● **DATA TO USE**
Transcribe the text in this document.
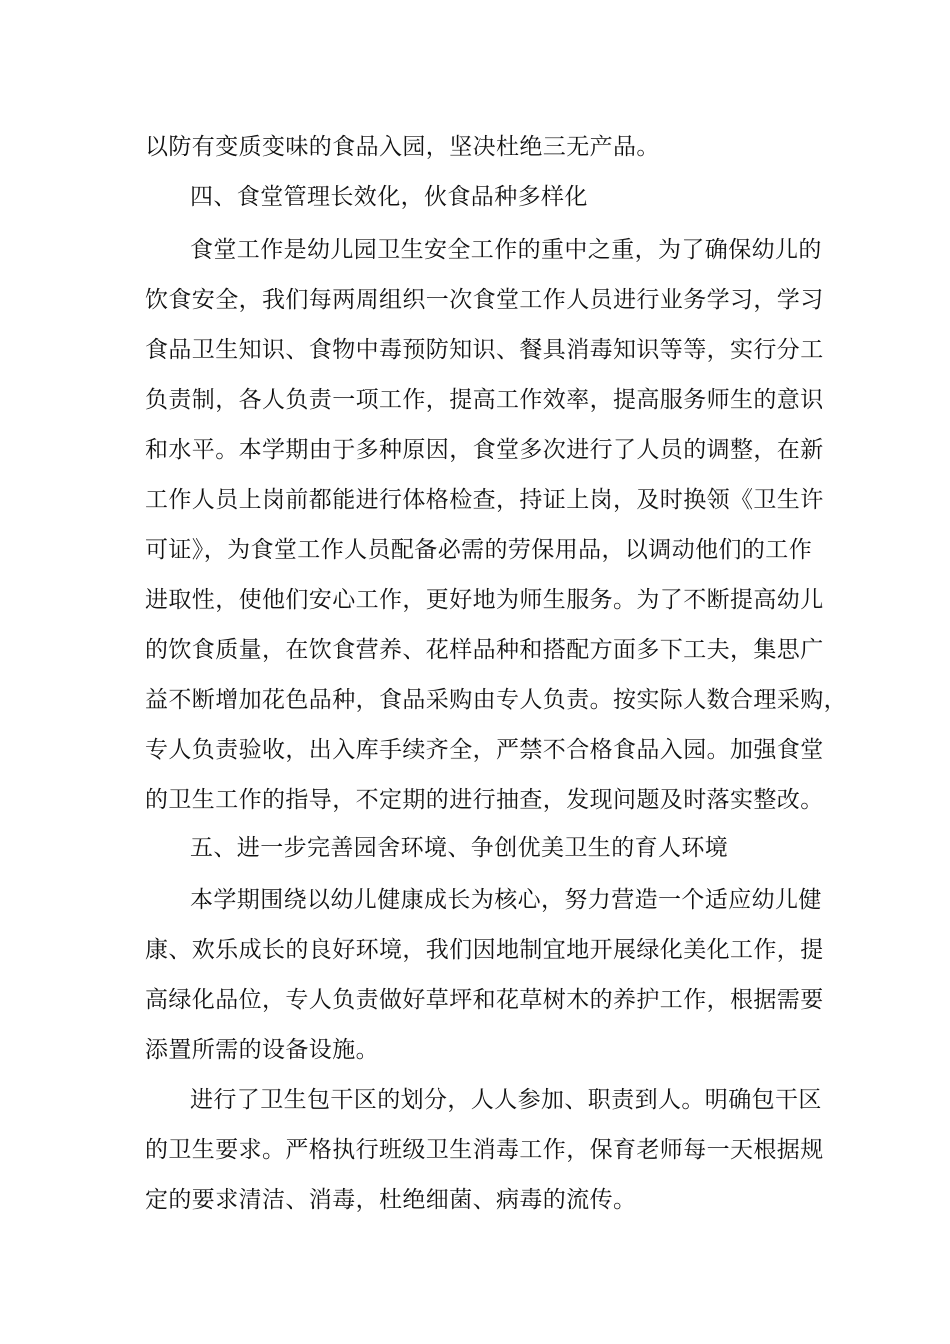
以防有变质变味的食品入园，坚决杜绝三无产品。
四、食堂管理长效化，伙食品种多样化
食堂工作是幼儿园卫生安全工作的重中之重，为了确保幼儿的
饮食安全，我们每两周组织一次食堂工作人员进行业务学习，学习
食品卫生知识、食物中毒预防知识、餐具消毒知识等等，实行分工
负责制，各人负责一项工作，提高工作效率，提高服务师生的意识
和水平。本学期由于多种原因，食堂多次进行了人员的调整，在新
工作人员上岗前都能进行体格检查，持证上岗，及时换领《卫生许
可证》，为食堂工作人员配备必需的劳保用品，以调动他们的工作
进取性，使他们安心工作，更好地为师生服务。为了不断提高幼儿
的饮食质量，在饮食营养、花样品种和搭配方面多下工夫，集思广
益不断增加花色品种，食品采购由专人负责。按实际人数合理采购，
专人负责验收，出入库手续齐全，严禁不合格食品入园。加强食堂
的卫生工作的指导，不定期的进行抽查，发现问题及时落实整改。
五、进一步完善园舍环境、争创优美卫生的育人环境
本学期围绕以幼儿健康成长为核心，努力营造一个适应幼儿健
康、欢乐成长的良好环境，我们因地制宜地开展绿化美化工作，提
高绿化品位，专人负责做好草坪和花草树木的养护工作，根据需要
添置所需的设备设施。
进行了卫生包干区的划分，人人参加、职责到人。明确包干区
的卫生要求。严格执行班级卫生消毒工作，保育老师每一天根据规
定的要求清洁、消毒，杜绝细菌、病毒的流传。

● **WRITTEN INSTRUCTION**
Return the material word for word. Pictures are not part of the copy.

● **SOLUTION TO THIS TASK**
Transcribe the text in this document.
以防有变质变味的食品入园，坚决杜绝三无产品。
四、食堂管理长效化，伙食品种多样化
食堂工作是幼儿园卫生安全工作的重中之重，为了确保幼儿的
饮食安全，我们每两周组织一次食堂工作人员进行业务学习，学习
食品卫生知识、食物中毒预防知识、餐具消毒知识等等，实行分工
负责制，各人负责一项工作，提高工作效率，提高服务师生的意识
和水平。本学期由于多种原因，食堂多次进行了人员的调整，在新
工作人员上岗前都能进行体格检查，持证上岗，及时换领《卫生许
可证》，为食堂工作人员配备必需的劳保用品，以调动他们的工作
进取性，使他们安心工作，更好地为师生服务。为了不断提高幼儿
的饮食质量，在饮食营养、花样品种和搭配方面多下工夫，集思广
益不断增加花色品种，食品采购由专人负责。按实际人数合理采购，
专人负责验收，出入库手续齐全，严禁不合格食品入园。加强食堂
的卫生工作的指导，不定期的进行抽查，发现问题及时落实整改。
五、进一步完善园舍环境、争创优美卫生的育人环境
本学期围绕以幼儿健康成长为核心，努力营造一个适应幼儿健
康、欢乐成长的良好环境，我们因地制宜地开展绿化美化工作，提
高绿化品位，专人负责做好草坪和花草树木的养护工作，根据需要
添置所需的设备设施。
进行了卫生包干区的划分，人人参加、职责到人。明确包干区
的卫生要求。严格执行班级卫生消毒工作，保育老师每一天根据规
定的要求清洁、消毒，杜绝细菌、病毒的流传。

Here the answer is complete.